WHAT YOU SHOULD DO:
Extract each line holding the word "Шадрина" from the entries.
- - - - - - -
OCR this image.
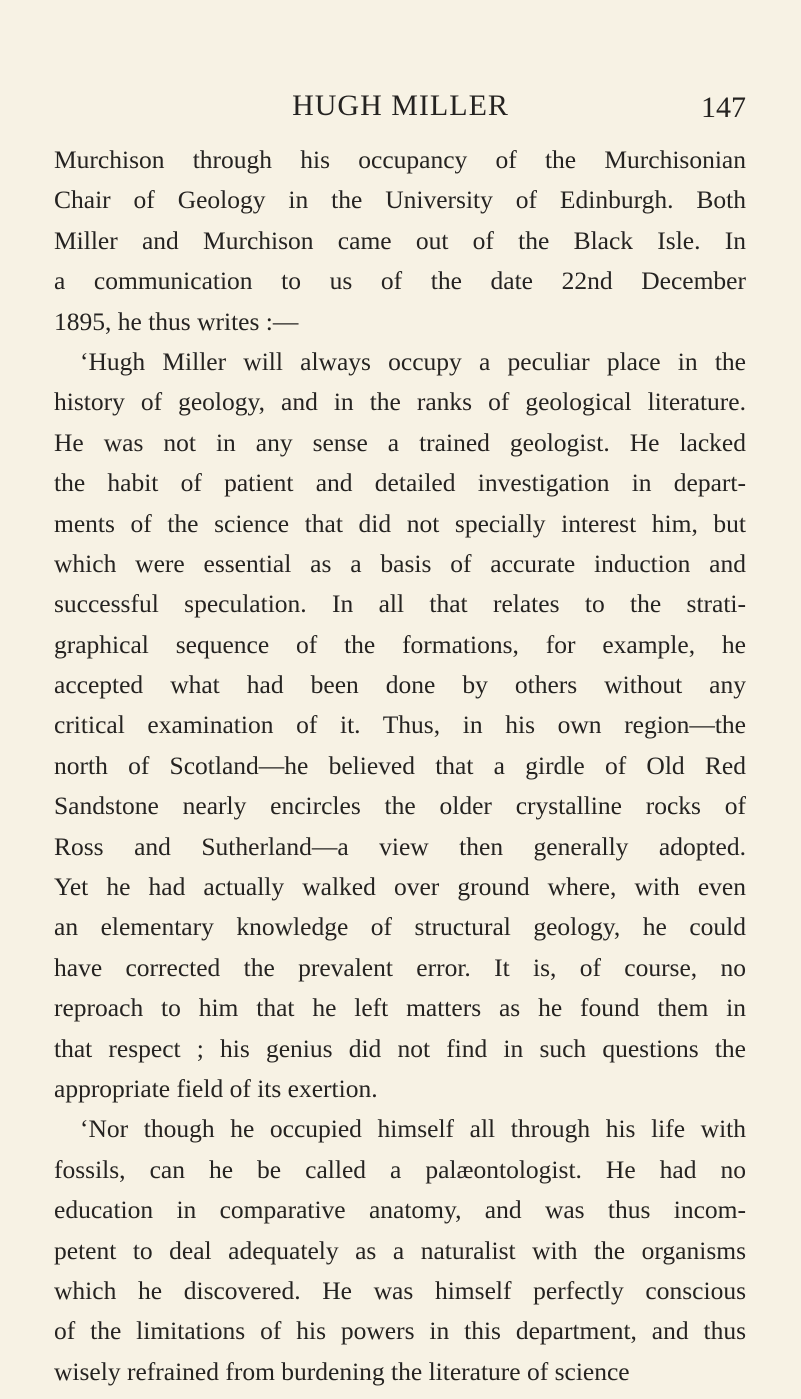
HUGH MILLER	147

Murchison through his occupancy of the Murchisonian
Chair of Geology in the University of Edinburgh. Both
Miller and Murchison came out of the Black Isle. In
a communication to us of the date 22nd December
1895, he thus writes :—

‘Hugh Miller will always occupy a peculiar place in the
history of geology, and in the ranks of geological literature.
He was not in any sense a trained geologist. He lacked
the habit of patient and detailed investigation in depart-
ments of the science that did not specially interest him, but
which were essential as a basis of accurate induction and
successful speculation. In all that relates to the strati-
graphical sequence of the formations, for example, he
accepted what had been done by others without any
critical examination of it. Thus, in his own region—the
north of Scotland—he believed that a girdle of Old Red
Sandstone nearly encircles the older crystalline rocks of
Ross and Sutherland—a view then generally adopted.
Yet he had actually walked over ground where, with even
an elementary knowledge of structural geology, he could
have corrected the prevalent error. It is, of course, no
reproach to him that he left matters as he found them in
that respect ; his genius did not find in such questions the
appropriate field of its exertion.

‘Nor though he occupied himself all through his life with
fossils, can he be called a palæontologist. He had no
education in comparative anatomy, and was thus incom-
petent to deal adequately as a naturalist with the organisms
which he discovered. He was himself perfectly conscious
of the limitations of his powers in this department, and thus
wisely refrained from burdening the literature of science
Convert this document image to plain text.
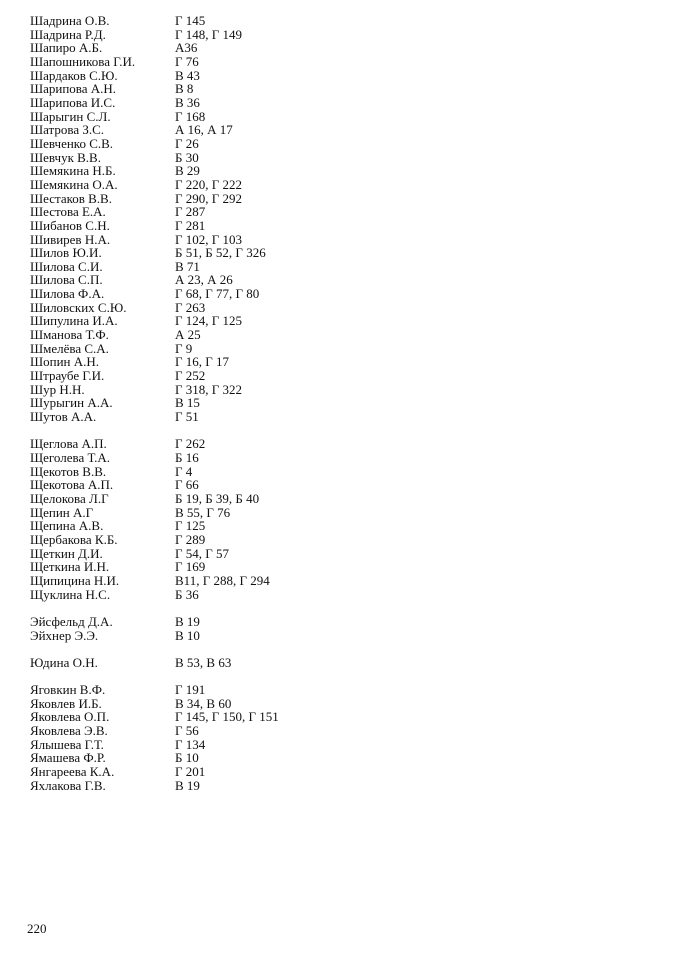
Шадрина О.В.	Г 145
Шадрина Р.Д.	Г 148, Г 149
Шапиро А.Б.	А36
Шапошникова Г.И.	Г 76
Шардаков С.Ю.	В 43
Шарипова А.Н.	В 8
Шарипова И.С.	В 36
Шарыгин С.Л.	Г 168
Шатрова З.С.	А 16, А 17
Шевченко С.В.	Г 26
Шевчук В.В.	Б 30
Шемякина Н.Б.	В 29
Шемякина О.А.	Г 220, Г 222
Шестаков В.В.	Г 290, Г 292
Шестова Е.А.	Г 287
Шибанов С.Н.	Г 281
Шивирев Н.А.	Г 102, Г 103
Шилов Ю.И.	Б 51, Б 52, Г 326
Шилова С.И.	В 71
Шилова С.П.	А 23, А 26
Шилова Ф.А.	Г 68, Г 77, Г 80
Шиловских С.Ю.	Г 263
Шипулина И.А.	Г 124, Г 125
Шманова Т.Ф.	А 25
Шмелёва С.А.	Г 9
Шопин А.Н.	Г 16, Г 17
Штраубе Г.И.	Г 252
Шур Н.Н.	Г 318, Г 322
Шурыгин А.А.	В 15
Шутов А.А.	Г 51
Щеглова А.П.	Г 262
Щеголева Т.А.	Б 16
Щекотов В.В.	Г 4
Щекотова А.П.	Г 66
Щелокова Л.Г	Б 19, Б 39, Б 40
Щепин А.Г	В 55, Г 76
Щепина А.В.	Г 125
Щербакова К.Б.	Г 289
Щеткин Д.И.	Г 54, Г 57
Щеткина И.Н.	Г 169
Щипицина Н.И.	В11, Г 288, Г 294
Щуклина Н.С.	Б 36
Эйсфельд Д.А.	В 19
Эйхнер Э.Э.	В 10
Юдина О.Н.	В 53, В 63
Яговкин В.Ф.	Г 191
Яковлев И.Б.	В 34, В 60
Яковлева О.П.	Г 145, Г 150, Г 151
Яковлева Э.В.	Г 56
Ялышева Г.Т.	Г 134
Ямашева Ф.Р.	Б 10
Янгареева К.А.	Г 201
Яхлакова Г.В.	В 19
220
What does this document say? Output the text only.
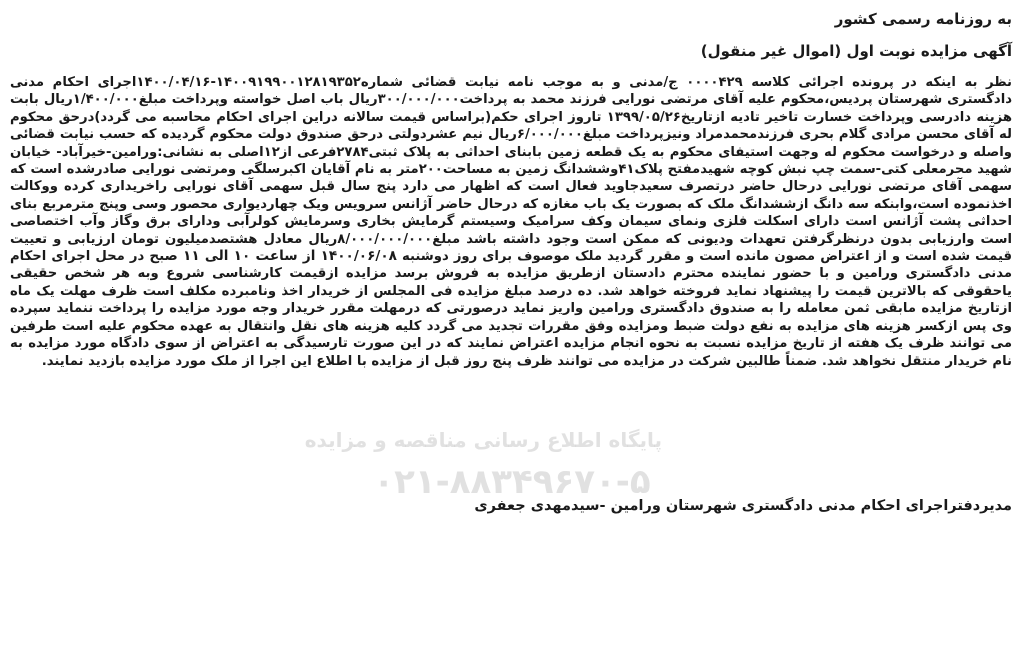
به روزنامه رسمی کشور
آگهی مزایده نوبت اول (اموال غیر منقول)
نظر به اینکه در پرونده اجرائی کلاسه ۰۰۰۰۴۲۹ ج/مدنی و به موجب نامه نیابت قضائی شماره۱۴۰۰۹۱۹۹۰۰۱۲۸۱۹۳۵۲-۱۴۰۰/۰۴/۱۶اجرای احکام مدنی دادگستری شهرستان پردیس،محکوم علیه آقای مرتضی نورایی فرزند محمد به پرداخت۳۰۰/۰۰۰/۰۰۰ریال باب اصل خواسته وپرداخت مبلغ۱/۴۰۰/۰۰۰ریال بابت هزینه دادرسی وپرداخت خسارت تاخیر تادیه ازتاریخ۱۳۹۹/۰۵/۲۶ تاروز اجرای حکم(براساس قیمت سالانه دراین اجرای احکام محاسبه می گردد)درحق محکوم له آقای محسن مرادی گلام بحری فرزندمحمدمراد ونیزپرداخت مبلغ۶/۰۰۰/۰۰۰ریال نیم عشردولتی درحق صندوق دولت محکوم گردیده که حسب نیابت قضائی واصله و درخواست محکوم له وجهت استیفای محکوم به یک قطعه زمین بابنای احداثی به پلاک ثبتی۲۷۸۴فرعی از۱۲اصلی به نشانی:ورامین-خیرآباد- خیابان شهید محرمعلی کتی-سمت چپ نبش کوچه شهیدمفتح پلاک۴۱وششدانگ زمین به مساحت۲۰۰متر به نام آقایان اکبرسلگی ومرتضی نورایی صادرشده است که سهمی آقای مرتضی نورایی درحال حاضر درتصرف سعیدجاوید فعال است که اظهار می دارد پنج سال قبل سهمی آقای نورایی راخریداری کرده ووکالت اخذنموده است،وابنکه سه دانگ ازششدانگ ملک که بصورت یک باب مغازه که درحال حاضر آژانس سرویس ویک چهاردیواری محصور وسی وپنج مترمربع بنای احداثی پشت آژانس است دارای اسکلت فلزی ونمای سیمان وکف سرامیک وسیستم گرمایش بخاری وسرمایش کولرآبی ودارای برق وگاز وآب اختصاصی است وارزیابی بدون درنظرگرفتن تعهدات ودیونی که ممکن است وجود داشته باشد مبلغ۸/۰۰۰/۰۰۰/۰۰۰ریال معادل هشتصدمیلیون تومان ارزیابی و تعییت قیمت شده است و از اعتراض مصون مانده است و مقرر گردید ملک موصوف برای روز دوشنبه ۱۴۰۰/۰۶/۰۸ از ساعت ۱۰ الی ۱۱ صبح در محل اجرای احکام مدنی دادگستری ورامین و با حضور نماینده محترم دادستان ازطریق مزایده به فروش برسد مزایده ازقیمت کارشناسی شروع وبه هر شخص حقیقی یاحقوقی که بالاترین قیمت را پیشنهاد نماید فروخته خواهد شد. ده درصد مبلغ مزایده فی المجلس از خریدار اخذ ونامبرده مکلف است ظرف مهلت یک ماه ازتاریخ مزایده مابقی ثمن معامله را به صندوق دادگستری ورامین واریز نماید درصورتی که درمهلت مقرر خریدار وجه مورد مزایده را پرداخت ننماید سپرده وی پس ازکسر هزینه های مزایده به نفع دولت ضبط ومزایده وفق مقررات تجدید می گردد کلیه هزینه های نقل وانتقال به عهده محکوم علیه است طرفین می توانند ظرف یک هفته از تاریخ مزایده نسبت به نحوه انجام مزایده اعتراض نمایند که در این صورت تارسیدگی به اعتراض از سوی دادگاه مورد مزایده به نام خریدار منتقل نخواهد شد. ضمناً طالبین شرکت در مزایده می توانند ظرف پنج روز قبل از مزایده با اطلاع این اجرا از ملک مورد مزایده بازدید نمایند.
پایگاه اطلاع رسانی مناقصه و مزایده
۰۲۱-۸۸۳۴۹۶۷۰-۵
مدیردفتراجرای احکام مدنی دادگستری شهرستان ورامین -سیدمهدی جعفری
- - - - - - -
FULL ANSWER:
Шадрина О.В.	Г 145
Шадрина Р.Д.	Г 148, Г 149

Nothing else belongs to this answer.